Consigne a: Reproduisez à l'identique les lignes des entrées, depuis leur début jusqu'à la ligne contenant « bar-2025-01 xyxy=(163,159,179,384) », celle-ci incluse.

Extrait du document:

Notre école oublie les valeurs de la République. Au nom du « mérite », elle creuse les inégalités et abandonne chaque année presque un tiers d’une génération.
En France, jeune et sans diplôme, on n’est rien aujourd’hui. Ou du moins, pas grand-chose. Relégué dans les oubliettes du chômage, de la précarité sociale. C’est le sort de 100.000 jeunes chaque année : environ 14% d’une génération quitte l’école sans la moindre qualification.
Au bout de trois ans, la moitié sont toujours sans emploi, certains, sans avoir jamais eu la chance de rencontrer le moindre employeur. Les autres ne connaissent pas l’embauche, mais le CDD, le temps partiel, l’intérim. Sans diplôme, pas d’emploi, pas d’espoir de réussite sociale, sauf de rares exceptions. Le temps n’est plus où, ayant échoué à l’école, l’on pouvait néanmoins trouver sa place dans la société.
30% d’exclus du marché de l’emploi
C’était vrai déjà, voici dix ou vingt ans. Mais voilà qu’avec la crise, avec la compétition sociale pour l’emploi, même ceux qui ont réussi à décrocher un CAP ou un BEP se retrouvent massivement au chômage. Eux sont 120.000, 17% d’une génération. Et au total, ce sont 200.000 jeunes chaque année, soit presque un tiers d’une génération, qui se trouvent peu ou prou exclus du monde du travail. Et qui sont ces « mauvais » élèves de notre école républicaine, elle qui prétend pratiquer l’égalité des chances, récompenser le « mérite » des uns et des autres sans distinction de naissance, sans privilèges ?
Ils sont massivement issus des milieux les plus modestes, comme le rappelle la sociologue Marie-Duru Bellat :
Au-delà des différences culturelles, des pratiques éducatives, on oublie souvent que les conditions de vie, les moyens financiers dont disposent les familles sont tout aussi importants, comme, par exemple le fait d’avoir sa propre chambre. Tout cela pèse. »
Et au final, on ne trouve pas d’enfants de cadres ou d’enseignant dans les bacs professionnels ! Très peu en bacs technos. »
Dans les facteurs d’inégalités, tout joue et se cumule. »
Une fabrique à « désorientés »
Des jeunes souvent convaincus d’être « nuls « , « orientés » de force vers des filières dont personne ne veut et qui ne mènent plus à grand-chose, et écartés des voies « nobles « , bac général, études supérieures. Constat d’un rapport de 2009, resté dans les tiroirs :
A résultats scolaires comparables, l’orientation varie en fonction de la profession des parents et de leurs diplômes. «
Longtemps, nous avons vécu dans l’illusion du « mérite » scolaire, et de l’excellence de notre école. Les études Pisa de l’OCDE nous ont révélé qu’il n’en était rien. La France non seulement n’a pas une école au-dessus de la moyenne en terme de niveau de ses élèves, mais elle est l’un des pays où le rattrapage des inégalités sociales fonctionne le moins bien.

Consigne b: Recopiez fidèlement le passage du texte sur l'école et les inégalités compris entre « Au bout de trois » et « dans la société. », bornes incluses.

Données de l'exercice:
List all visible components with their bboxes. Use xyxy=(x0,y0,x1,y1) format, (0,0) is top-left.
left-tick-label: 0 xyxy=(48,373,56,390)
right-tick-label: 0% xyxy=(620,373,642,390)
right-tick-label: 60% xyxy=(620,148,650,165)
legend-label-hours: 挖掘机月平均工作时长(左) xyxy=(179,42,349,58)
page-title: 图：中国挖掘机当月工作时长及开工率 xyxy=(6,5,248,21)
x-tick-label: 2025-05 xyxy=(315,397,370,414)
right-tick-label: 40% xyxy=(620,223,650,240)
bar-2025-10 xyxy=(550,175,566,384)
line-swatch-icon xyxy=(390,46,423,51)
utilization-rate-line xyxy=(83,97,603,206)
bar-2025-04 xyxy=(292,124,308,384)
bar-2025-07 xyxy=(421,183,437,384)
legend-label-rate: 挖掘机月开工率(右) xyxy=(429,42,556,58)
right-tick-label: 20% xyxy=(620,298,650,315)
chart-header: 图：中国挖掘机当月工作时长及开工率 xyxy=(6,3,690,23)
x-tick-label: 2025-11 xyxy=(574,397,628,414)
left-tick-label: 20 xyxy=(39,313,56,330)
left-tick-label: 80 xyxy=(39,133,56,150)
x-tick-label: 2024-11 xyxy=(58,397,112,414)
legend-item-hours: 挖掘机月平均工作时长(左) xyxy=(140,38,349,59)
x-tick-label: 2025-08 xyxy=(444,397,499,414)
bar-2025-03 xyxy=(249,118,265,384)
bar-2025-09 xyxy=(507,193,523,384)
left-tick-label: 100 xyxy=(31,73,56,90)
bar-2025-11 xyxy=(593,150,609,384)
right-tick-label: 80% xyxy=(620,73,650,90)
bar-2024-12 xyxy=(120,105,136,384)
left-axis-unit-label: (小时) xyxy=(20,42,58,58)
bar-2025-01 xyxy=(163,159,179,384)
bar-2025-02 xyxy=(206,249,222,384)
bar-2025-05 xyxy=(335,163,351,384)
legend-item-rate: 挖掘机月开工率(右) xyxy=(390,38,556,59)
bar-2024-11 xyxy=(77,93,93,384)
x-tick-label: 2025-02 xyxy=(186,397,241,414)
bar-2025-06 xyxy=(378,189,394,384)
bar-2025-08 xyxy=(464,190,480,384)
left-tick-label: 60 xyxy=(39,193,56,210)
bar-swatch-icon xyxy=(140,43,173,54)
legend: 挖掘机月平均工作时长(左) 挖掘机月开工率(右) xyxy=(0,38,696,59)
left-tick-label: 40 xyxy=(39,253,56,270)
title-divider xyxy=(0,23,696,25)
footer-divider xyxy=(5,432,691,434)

Corrigé a:
List all visible components with their bboxes. Use xyxy=(x0,y0,x1,y1) format, (0,0) is top-left.
left-tick-label: 0 xyxy=(48,373,56,390)
right-tick-label: 0% xyxy=(620,373,642,390)
right-tick-label: 60% xyxy=(620,148,650,165)
legend-label-hours: 挖掘机月平均工作时长(左) xyxy=(179,42,349,58)
page-title: 图：中国挖掘机当月工作时长及开工率 xyxy=(6,5,248,21)
x-tick-label: 2025-05 xyxy=(315,397,370,414)
right-tick-label: 40% xyxy=(620,223,650,240)
bar-2025-10 xyxy=(550,175,566,384)
line-swatch-icon xyxy=(390,46,423,51)
utilization-rate-line xyxy=(83,97,603,206)
bar-2025-04 xyxy=(292,124,308,384)
bar-2025-07 xyxy=(421,183,437,384)
legend-label-rate: 挖掘机月开工率(右) xyxy=(429,42,556,58)
right-tick-label: 20% xyxy=(620,298,650,315)
chart-header: 图：中国挖掘机当月工作时长及开工率 xyxy=(6,3,690,23)
x-tick-label: 2025-11 xyxy=(574,397,628,414)
left-tick-label: 20 xyxy=(39,313,56,330)
left-tick-label: 80 xyxy=(39,133,56,150)
x-tick-label: 2024-11 xyxy=(58,397,112,414)
legend-item-hours: 挖掘机月平均工作时长(左) xyxy=(140,38,349,59)
x-tick-label: 2025-08 xyxy=(444,397,499,414)
bar-2025-03 xyxy=(249,118,265,384)
bar-2025-09 xyxy=(507,193,523,384)
left-tick-label: 100 xyxy=(31,73,56,90)
bar-2025-11 xyxy=(593,150,609,384)
right-tick-label: 80% xyxy=(620,73,650,90)
bar-2024-12 xyxy=(120,105,136,384)
left-axis-unit-label: (小时) xyxy=(20,42,58,58)
bar-2025-01 xyxy=(163,159,179,384)

Corrigé b:
Au bout de trois ans, la moitié sont toujours sans emploi, certains, sans avoir jamais eu la chance de rencontrer le moindre employeur. Les autres ne connaissent pas l’embauche, mais le CDD, le temps partiel, l’intérim. Sans diplôme, pas d’emploi, pas d’espoir de réussite sociale, sauf de rares exceptions. Le temps n’est plus où, ayant échoué à l’école, l’on pouvait néanmoins trouver sa place dans la société.